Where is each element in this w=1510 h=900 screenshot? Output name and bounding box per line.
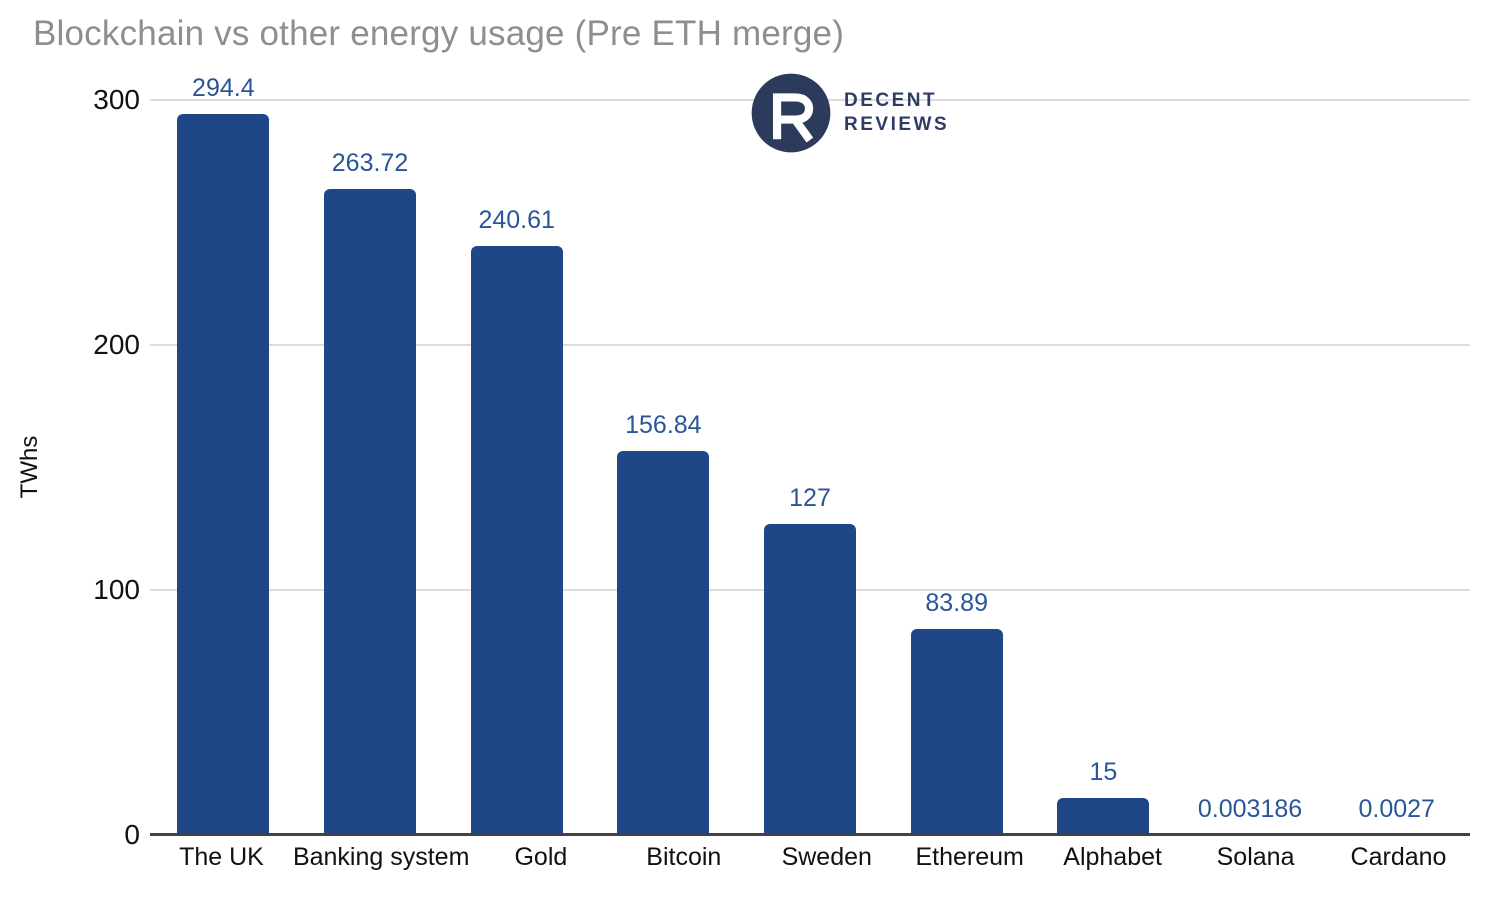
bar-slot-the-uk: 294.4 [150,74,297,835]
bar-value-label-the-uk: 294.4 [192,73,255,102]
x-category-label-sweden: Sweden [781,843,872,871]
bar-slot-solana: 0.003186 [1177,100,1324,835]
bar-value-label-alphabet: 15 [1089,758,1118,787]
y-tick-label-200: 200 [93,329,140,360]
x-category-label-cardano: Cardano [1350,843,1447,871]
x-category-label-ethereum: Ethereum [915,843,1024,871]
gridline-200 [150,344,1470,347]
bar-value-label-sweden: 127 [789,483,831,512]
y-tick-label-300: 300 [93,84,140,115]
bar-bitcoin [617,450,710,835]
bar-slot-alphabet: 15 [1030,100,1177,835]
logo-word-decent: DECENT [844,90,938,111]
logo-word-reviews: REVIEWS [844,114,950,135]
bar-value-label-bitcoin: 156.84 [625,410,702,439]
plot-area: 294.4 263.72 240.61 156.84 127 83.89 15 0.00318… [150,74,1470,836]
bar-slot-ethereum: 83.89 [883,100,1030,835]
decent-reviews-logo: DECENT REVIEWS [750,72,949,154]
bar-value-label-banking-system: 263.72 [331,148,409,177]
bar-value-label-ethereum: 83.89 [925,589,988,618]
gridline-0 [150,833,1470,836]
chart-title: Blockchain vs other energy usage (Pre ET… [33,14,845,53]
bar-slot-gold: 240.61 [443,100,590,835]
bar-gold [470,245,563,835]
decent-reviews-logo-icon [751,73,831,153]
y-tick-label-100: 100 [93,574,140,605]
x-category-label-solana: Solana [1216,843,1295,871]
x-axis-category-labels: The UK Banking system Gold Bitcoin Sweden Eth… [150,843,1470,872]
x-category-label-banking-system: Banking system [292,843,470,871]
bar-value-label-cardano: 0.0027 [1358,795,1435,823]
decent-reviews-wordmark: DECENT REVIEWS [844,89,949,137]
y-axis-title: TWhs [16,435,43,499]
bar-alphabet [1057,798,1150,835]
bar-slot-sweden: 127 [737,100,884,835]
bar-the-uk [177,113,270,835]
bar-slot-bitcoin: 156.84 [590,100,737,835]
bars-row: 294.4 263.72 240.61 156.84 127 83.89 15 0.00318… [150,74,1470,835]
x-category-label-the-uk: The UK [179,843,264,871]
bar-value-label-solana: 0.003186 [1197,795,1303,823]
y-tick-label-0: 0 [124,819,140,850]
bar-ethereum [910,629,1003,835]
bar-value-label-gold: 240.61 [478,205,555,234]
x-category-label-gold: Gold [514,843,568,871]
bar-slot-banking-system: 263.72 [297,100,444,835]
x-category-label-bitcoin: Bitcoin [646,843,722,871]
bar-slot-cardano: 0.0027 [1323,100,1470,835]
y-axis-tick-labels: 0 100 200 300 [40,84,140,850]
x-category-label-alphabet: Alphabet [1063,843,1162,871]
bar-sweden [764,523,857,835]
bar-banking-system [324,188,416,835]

--------------------------------------------------

EXERCISE -
Set out every line of the records above as a numbered list, omitting blank lines and leaving the pictures out.

SOLUTION -
1. Where is each element in this w=1510 h=900 screenshot? Output name and bounding box per line.
2. bar-slot-the-uk: 294.4 [150,74,297,835]
3. bar-value-label-the-uk: 294.4 [192,73,255,102]
4. x-category-label-sweden: Sweden [781,843,872,871]
5. bar-slot-solana: 0.003186 [1177,100,1324,835]
6. bar-value-label-alphabet: 15 [1089,758,1118,787]
7. y-tick-label-200: 200 [93,329,140,360]
8. x-category-label-cardano: Cardano [1350,843,1447,871]
9. x-category-label-ethereum: Ethereum [915,843,1024,871]
10. gridline-200 [150,344,1470,347]
11. bar-value-label-sweden: 127 [789,483,831,512]
12. y-tick-label-300: 300 [93,84,140,115]
13. bar-bitcoin [617,450,710,835]
14. bar-slot-alphabet: 15 [1030,100,1177,835]
15. logo-word-decent: DECENT [844,90,938,111]
16. logo-word-reviews: REVIEWS [844,114,950,135]
17. bar-value-label-bitcoin: 156.84 [625,410,702,439]
18. plot-area: 294.4 263.72 240.61 156.84 127 83.89 15 0.00318… [150,74,1470,836]
19. bar-slot-ethereum: 83.89 [883,100,1030,835]
20. decent-reviews-logo: DECENT REVIEWS [750,72,949,154]
21. bar-value-label-banking-system: 263.72 [331,148,409,177]
22. bar-value-label-ethereum: 83.89 [925,589,988,618]
23. gridline-0 [150,833,1470,836]
24. chart-title: Blockchain vs other energy usage (Pre ET… [33,14,845,53]
25. bar-slot-gold: 240.61 [443,100,590,835]
26. bar-gold [470,245,563,835]
27. decent-reviews-logo-icon [751,73,831,153]
28. y-tick-label-100: 100 [93,574,140,605]
29. x-category-label-solana: Solana [1216,843,1295,871]
30. x-axis-category-labels: The UK Banking system Gold Bitcoin Sweden Eth… [150,843,1470,872]
31. x-category-label-banking-system: Banking system [292,843,470,871]
32. bar-value-label-cardano: 0.0027 [1358,795,1435,823]
33. decent-reviews-wordmark: DECENT REVIEWS [844,89,949,137]
34. y-axis-title: TWhs [16,435,43,499]
35. bar-alphabet [1057,798,1150,835]
36. bar-slot-sweden: 127 [737,100,884,835]
37. bar-the-uk [177,113,270,835]
38. bar-slot-bitcoin: 156.84 [590,100,737,835]
39. bars-row: 294.4 263.72 240.61 156.84 127 83.89 15 0.00318… [150,74,1470,835]
40. x-category-label-the-uk: The UK [179,843,264,871]
41. bar-value-label-solana: 0.003186 [1197,795,1303,823]
42. y-tick-label-0: 0 [124,819,140,850]
43. bar-ethereum [910,629,1003,835]
44. bar-value-label-gold: 240.61 [478,205,555,234]
45. x-category-label-gold: Gold [514,843,568,871]
46. bar-slot-banking-system: 263.72 [297,100,444,835]
47. x-category-label-bitcoin: Bitcoin [646,843,722,871]
48. bar-slot-cardano: 0.0027 [1323,100,1470,835]
49. y-axis-tick-labels: 0 100 200 300 [40,84,140,850]
50. x-category-label-alphabet: Alphabet [1063,843,1162,871]
51. bar-sweden [764,523,857,835]
52. bar-banking-system [324,188,416,835]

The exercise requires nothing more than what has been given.